**TASK PROMPT:** Wherever a line in the data below holds "مقعد", copy that line.
** Start INFORMATION GIVEN **
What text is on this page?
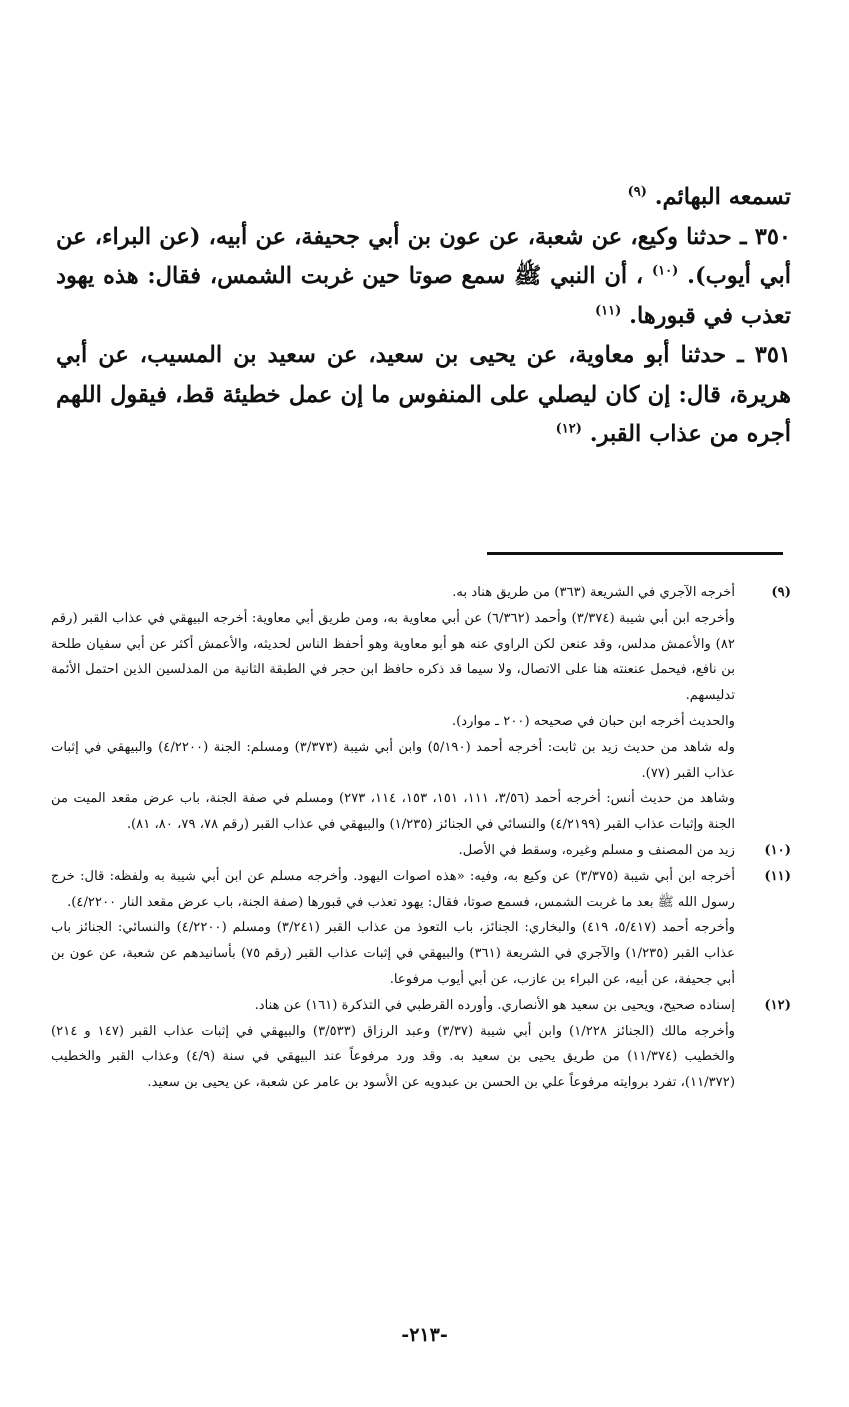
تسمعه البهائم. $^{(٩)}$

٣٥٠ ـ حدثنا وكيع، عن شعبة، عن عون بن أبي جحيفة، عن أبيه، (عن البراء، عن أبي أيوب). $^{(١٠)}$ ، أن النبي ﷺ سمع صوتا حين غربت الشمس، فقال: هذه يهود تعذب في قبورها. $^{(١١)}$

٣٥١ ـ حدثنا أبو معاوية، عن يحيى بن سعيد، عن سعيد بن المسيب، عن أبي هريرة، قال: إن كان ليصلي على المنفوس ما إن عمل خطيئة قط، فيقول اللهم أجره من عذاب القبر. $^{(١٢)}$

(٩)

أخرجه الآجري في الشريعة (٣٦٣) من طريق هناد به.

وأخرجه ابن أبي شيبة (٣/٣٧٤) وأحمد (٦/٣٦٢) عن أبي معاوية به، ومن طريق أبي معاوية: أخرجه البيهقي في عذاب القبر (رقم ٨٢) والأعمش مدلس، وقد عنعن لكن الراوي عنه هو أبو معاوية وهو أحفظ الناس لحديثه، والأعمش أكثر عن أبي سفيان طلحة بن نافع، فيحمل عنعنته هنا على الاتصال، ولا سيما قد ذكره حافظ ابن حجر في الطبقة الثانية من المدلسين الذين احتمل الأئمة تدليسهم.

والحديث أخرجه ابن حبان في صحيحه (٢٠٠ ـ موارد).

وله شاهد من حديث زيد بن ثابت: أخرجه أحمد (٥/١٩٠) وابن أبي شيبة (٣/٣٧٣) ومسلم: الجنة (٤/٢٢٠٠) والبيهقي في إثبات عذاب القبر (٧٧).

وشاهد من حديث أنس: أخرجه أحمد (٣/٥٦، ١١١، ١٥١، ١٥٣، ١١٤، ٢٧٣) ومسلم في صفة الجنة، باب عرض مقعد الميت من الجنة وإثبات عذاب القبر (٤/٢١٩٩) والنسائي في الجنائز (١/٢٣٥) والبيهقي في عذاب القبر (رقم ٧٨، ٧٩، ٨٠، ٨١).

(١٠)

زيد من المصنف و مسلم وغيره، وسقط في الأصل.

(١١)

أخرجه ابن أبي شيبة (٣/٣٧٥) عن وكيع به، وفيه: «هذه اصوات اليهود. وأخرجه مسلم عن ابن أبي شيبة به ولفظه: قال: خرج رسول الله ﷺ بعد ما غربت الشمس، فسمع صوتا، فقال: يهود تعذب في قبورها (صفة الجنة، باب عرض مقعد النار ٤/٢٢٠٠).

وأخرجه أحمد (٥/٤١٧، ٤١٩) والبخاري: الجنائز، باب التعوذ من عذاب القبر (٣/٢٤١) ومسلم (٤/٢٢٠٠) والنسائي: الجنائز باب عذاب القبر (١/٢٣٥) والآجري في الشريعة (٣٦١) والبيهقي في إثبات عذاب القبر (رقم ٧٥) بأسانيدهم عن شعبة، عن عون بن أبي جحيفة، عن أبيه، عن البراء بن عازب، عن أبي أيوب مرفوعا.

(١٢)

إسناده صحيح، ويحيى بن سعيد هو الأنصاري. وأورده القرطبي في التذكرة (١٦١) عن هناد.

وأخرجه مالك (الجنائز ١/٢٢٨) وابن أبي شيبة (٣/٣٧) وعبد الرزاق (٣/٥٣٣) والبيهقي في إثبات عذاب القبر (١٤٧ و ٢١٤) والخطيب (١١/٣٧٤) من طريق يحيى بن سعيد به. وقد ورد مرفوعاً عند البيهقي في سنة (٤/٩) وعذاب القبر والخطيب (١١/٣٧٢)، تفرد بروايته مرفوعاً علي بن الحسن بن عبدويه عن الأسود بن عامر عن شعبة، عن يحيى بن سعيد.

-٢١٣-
** End INFORMATION GIVEN **
**ANSWER FOR THIS EXERCISE:**
وشاهد من حديث أنس: أخرجه أحمد (٣/٥٦، ١١١، ١٥١، ١٥٣، ١١٤، ٢٧٣) ومسلم في صفة الجنة، باب عرض مقعد الميت من الجنة وإثبات عذاب القبر (٤/٢١٩٩) والنسائي في الجنائز (١/٢٣٥) والبيهقي في عذاب القبر (رقم ٧٨، ٧٩، ٨٠، ٨١).
أخرجه ابن أبي شيبة (٣/٣٧٥) عن وكيع به، وفيه: «هذه اصوات اليهود. وأخرجه مسلم عن ابن أبي شيبة به ولفظه: قال: خرج رسول الله ﷺ بعد ما غربت الشمس، فسمع صوتا، فقال: يهود تعذب في قبورها (صفة الجنة، باب عرض مقعد النار ٤/٢٢٠٠).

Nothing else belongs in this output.